• What to produce:
Provide an exact reproduction of every entry.

[Dataset items]
>>>>>
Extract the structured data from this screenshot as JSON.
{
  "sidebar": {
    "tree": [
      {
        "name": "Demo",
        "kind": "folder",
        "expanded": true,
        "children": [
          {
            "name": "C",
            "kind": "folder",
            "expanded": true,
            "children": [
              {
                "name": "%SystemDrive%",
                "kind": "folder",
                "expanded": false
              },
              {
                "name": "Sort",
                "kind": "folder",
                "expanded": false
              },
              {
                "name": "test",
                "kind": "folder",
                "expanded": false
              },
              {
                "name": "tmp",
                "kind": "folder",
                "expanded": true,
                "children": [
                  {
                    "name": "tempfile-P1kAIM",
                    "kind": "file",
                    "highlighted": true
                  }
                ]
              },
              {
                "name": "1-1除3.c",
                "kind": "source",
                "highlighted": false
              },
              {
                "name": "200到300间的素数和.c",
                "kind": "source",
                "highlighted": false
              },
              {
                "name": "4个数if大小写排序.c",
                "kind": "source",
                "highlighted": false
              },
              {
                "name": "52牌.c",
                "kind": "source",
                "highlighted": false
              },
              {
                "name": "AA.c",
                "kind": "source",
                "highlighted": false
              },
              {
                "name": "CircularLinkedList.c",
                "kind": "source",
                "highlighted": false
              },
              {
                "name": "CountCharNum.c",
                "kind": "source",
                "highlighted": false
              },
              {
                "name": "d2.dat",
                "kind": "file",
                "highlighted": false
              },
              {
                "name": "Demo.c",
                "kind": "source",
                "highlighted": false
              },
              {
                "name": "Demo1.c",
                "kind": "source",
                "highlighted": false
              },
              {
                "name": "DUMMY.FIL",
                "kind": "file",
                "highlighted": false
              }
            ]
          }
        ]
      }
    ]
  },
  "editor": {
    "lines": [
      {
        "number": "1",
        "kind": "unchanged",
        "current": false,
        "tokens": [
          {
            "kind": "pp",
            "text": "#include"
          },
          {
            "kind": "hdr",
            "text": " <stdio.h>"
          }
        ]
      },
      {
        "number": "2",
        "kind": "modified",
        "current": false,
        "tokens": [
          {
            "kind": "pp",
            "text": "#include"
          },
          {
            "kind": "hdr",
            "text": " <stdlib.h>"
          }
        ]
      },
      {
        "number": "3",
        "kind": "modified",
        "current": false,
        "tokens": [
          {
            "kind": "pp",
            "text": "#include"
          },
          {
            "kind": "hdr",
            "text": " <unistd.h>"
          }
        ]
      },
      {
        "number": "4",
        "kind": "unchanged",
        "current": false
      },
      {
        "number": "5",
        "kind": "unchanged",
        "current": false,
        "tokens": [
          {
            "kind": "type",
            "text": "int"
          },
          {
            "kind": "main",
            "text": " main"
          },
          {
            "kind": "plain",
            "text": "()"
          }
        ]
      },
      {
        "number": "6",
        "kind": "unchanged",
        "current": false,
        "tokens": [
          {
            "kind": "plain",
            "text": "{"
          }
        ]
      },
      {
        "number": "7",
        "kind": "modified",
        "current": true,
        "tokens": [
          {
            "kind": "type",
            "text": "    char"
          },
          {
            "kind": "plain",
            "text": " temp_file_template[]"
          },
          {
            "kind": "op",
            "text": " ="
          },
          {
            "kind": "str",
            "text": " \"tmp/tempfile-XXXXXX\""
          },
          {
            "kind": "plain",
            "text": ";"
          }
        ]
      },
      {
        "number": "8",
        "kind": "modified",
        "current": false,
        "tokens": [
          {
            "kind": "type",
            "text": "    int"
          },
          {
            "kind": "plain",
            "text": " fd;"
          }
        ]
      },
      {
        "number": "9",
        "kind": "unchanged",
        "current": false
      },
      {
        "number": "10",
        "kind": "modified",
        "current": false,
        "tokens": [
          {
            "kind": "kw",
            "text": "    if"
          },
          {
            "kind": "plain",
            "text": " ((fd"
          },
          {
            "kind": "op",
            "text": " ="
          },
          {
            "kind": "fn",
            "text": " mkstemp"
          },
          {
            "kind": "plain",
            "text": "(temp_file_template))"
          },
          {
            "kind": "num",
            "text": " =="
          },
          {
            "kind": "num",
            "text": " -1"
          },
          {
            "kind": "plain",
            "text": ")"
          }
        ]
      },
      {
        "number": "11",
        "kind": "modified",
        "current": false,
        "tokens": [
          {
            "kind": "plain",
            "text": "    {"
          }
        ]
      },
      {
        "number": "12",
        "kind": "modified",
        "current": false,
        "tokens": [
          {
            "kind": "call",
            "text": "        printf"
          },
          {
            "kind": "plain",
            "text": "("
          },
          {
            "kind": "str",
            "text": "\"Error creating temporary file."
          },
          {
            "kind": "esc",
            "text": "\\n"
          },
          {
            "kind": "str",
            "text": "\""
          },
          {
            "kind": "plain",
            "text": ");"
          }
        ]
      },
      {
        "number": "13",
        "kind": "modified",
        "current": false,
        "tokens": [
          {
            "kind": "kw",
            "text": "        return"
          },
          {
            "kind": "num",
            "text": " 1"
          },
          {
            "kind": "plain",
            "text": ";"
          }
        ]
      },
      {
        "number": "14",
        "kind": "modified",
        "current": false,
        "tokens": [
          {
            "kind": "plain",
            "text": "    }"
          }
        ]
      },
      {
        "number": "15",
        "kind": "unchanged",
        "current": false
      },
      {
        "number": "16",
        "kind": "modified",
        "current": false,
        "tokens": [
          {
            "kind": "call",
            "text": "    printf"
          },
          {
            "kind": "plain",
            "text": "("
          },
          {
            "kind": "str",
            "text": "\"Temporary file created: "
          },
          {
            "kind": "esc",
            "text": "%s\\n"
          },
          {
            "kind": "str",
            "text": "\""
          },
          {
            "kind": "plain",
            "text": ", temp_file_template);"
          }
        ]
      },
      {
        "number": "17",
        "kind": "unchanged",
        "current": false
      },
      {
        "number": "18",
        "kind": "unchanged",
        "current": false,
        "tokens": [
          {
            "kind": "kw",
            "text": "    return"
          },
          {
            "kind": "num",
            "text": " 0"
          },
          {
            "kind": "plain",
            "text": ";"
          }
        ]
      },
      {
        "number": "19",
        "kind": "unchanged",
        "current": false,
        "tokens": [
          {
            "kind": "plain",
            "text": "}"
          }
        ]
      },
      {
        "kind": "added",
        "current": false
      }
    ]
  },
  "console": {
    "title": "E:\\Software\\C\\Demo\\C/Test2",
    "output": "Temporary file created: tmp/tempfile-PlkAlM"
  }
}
<<<<<
• Written solution:
Extract the structured data from this screenshot as JSON.
{
  "sidebar": {
    "tree": [
      {
        "name": "Demo",
        "kind": "folder",
        "expanded": true,
        "children": [
          {
            "name": "C",
            "kind": "folder",
            "expanded": true,
            "children": [
              {
                "name": "%SystemDrive%",
                "kind": "folder",
                "expanded": false
              },
              {
                "name": "Sort",
                "kind": "folder",
                "expanded": false
              },
              {
                "name": "test",
                "kind": "folder",
                "expanded": false
              },
              {
                "name": "tmp",
                "kind": "folder",
                "expanded": true,
                "children": [
                  {
                    "name": "tempfile-P1kAIM",
                    "kind": "file",
                    "highlighted": true
                  }
                ]
              },
              {
                "name": "1-1除3.c",
                "kind": "source",
                "highlighted": false
              },
              {
                "name": "200到300间的素数和.c",
                "kind": "source",
                "highlighted": false
              },
              {
                "name": "4个数if大小写排序.c",
                "kind": "source",
                "highlighted": false
              },
              {
                "name": "52牌.c",
                "kind": "source",
                "highlighted": false
              },
              {
                "name": "AA.c",
                "kind": "source",
                "highlighted": false
              },
              {
                "name": "CircularLinkedList.c",
                "kind": "source",
                "highlighted": false
              },
              {
                "name": "CountCharNum.c",
                "kind": "source",
                "highlighted": false
              },
              {
                "name": "d2.dat",
                "kind": "file",
                "highlighted": false
              },
              {
                "name": "Demo.c",
                "kind": "source",
                "highlighted": false
              },
              {
                "name": "Demo1.c",
                "kind": "source",
                "highlighted": false
              },
              {
                "name": "DUMMY.FIL",
                "kind": "file",
                "highlighted": false
              }
            ]
          }
        ]
      }
    ]
  },
  "editor": {
    "lines": [
      {
        "number": "1",
        "kind": "unchanged",
        "current": false,
        "tokens": [
          {
            "kind": "pp",
            "text": "#include"
          },
          {
            "kind": "hdr",
            "text": " <stdio.h>"
          }
        ]
      },
      {
        "number": "2",
        "kind": "modified",
        "current": false,
        "tokens": [
          {
            "kind": "pp",
            "text": "#include"
          },
          {
            "kind": "hdr",
            "text": " <stdlib.h>"
          }
        ]
      },
      {
        "number": "3",
        "kind": "modified",
        "current": false,
        "tokens": [
          {
            "kind": "pp",
            "text": "#include"
          },
          {
            "kind": "hdr",
            "text": " <unistd.h>"
          }
        ]
      },
      {
        "number": "4",
        "kind": "unchanged",
        "current": false
      },
      {
        "number": "5",
        "kind": "unchanged",
        "current": false,
        "tokens": [
          {
            "kind": "type",
            "text": "int"
          },
          {
            "kind": "main",
            "text": " main"
          },
          {
            "kind": "plain",
            "text": "()"
          }
        ]
      },
      {
        "number": "6",
        "kind": "unchanged",
        "current": false,
        "tokens": [
          {
            "kind": "plain",
            "text": "{"
          }
        ]
      },
      {
        "number": "7",
        "kind": "modified",
        "current": true,
        "tokens": [
          {
            "kind": "type",
            "text": "    char"
          },
          {
            "kind": "plain",
            "text": " temp_file_template[]"
          },
          {
            "kind": "op",
            "text": " ="
          },
          {
            "kind": "str",
            "text": " \"tmp/tempfile-XXXXXX\""
          },
          {
            "kind": "plain",
            "text": ";"
          }
        ]
      },
      {
        "number": "8",
        "kind": "modified",
        "current": false,
        "tokens": [
          {
            "kind": "type",
            "text": "    int"
          },
          {
            "kind": "plain",
            "text": " fd;"
          }
        ]
      },
      {
        "number": "9",
        "kind": "unchanged",
        "current": false
      },
      {
        "number": "10",
        "kind": "modified",
        "current": false,
        "tokens": [
          {
            "kind": "kw",
            "text": "    if"
          },
          {
            "kind": "plain",
            "text": " ((fd"
          },
          {
            "kind": "op",
            "text": " ="
          },
          {
            "kind": "fn",
            "text": " mkstemp"
          },
          {
            "kind": "plain",
            "text": "(temp_file_template))"
          },
          {
            "kind": "num",
            "text": " =="
          },
          {
            "kind": "num",
            "text": " -1"
          },
          {
            "kind": "plain",
            "text": ")"
          }
        ]
      },
      {
        "number": "11",
        "kind": "modified",
        "current": false,
        "tokens": [
          {
            "kind": "plain",
            "text": "    {"
          }
        ]
      },
      {
        "number": "12",
        "kind": "modified",
        "current": false,
        "tokens": [
          {
            "kind": "call",
            "text": "        printf"
          },
          {
            "kind": "plain",
            "text": "("
          },
          {
            "kind": "str",
            "text": "\"Error creating temporary file."
          },
          {
            "kind": "esc",
            "text": "\\n"
          },
          {
            "kind": "str",
            "text": "\""
          },
          {
            "kind": "plain",
            "text": ");"
          }
        ]
      },
      {
        "number": "13",
        "kind": "modified",
        "current": false,
        "tokens": [
          {
            "kind": "kw",
            "text": "        return"
          },
          {
            "kind": "num",
            "text": " 1"
          },
          {
            "kind": "plain",
            "text": ";"
          }
        ]
      },
      {
        "number": "14",
        "kind": "modified",
        "current": false,
        "tokens": [
          {
            "kind": "plain",
            "text": "    }"
          }
        ]
      },
      {
        "number": "15",
        "kind": "unchanged",
        "current": false
      },
      {
        "number": "16",
        "kind": "modified",
        "current": false,
        "tokens": [
          {
            "kind": "call",
            "text": "    printf"
          },
          {
            "kind": "plain",
            "text": "("
          },
          {
            "kind": "str",
            "text": "\"Temporary file created: "
          },
          {
            "kind": "esc",
            "text": "%s\\n"
          },
          {
            "kind": "str",
            "text": "\""
          },
          {
            "kind": "plain",
            "text": ", temp_file_template);"
          }
        ]
      },
      {
        "number": "17",
        "kind": "unchanged",
        "current": false
      },
      {
        "number": "18",
        "kind": "unchanged",
        "current": false,
        "tokens": [
          {
            "kind": "kw",
            "text": "    return"
          },
          {
            "kind": "num",
            "text": " 0"
          },
          {
            "kind": "plain",
            "text": ";"
          }
        ]
      },
      {
        "number": "19",
        "kind": "unchanged",
        "current": false,
        "tokens": [
          {
            "kind": "plain",
            "text": "}"
          }
        ]
      },
      {
        "kind": "added",
        "current": false
      }
    ]
  },
  "console": {
    "title": "E:\\Software\\C\\Demo\\C/Test2",
    "output": "Temporary file created: tmp/tempfile-PlkAlM"
  }
}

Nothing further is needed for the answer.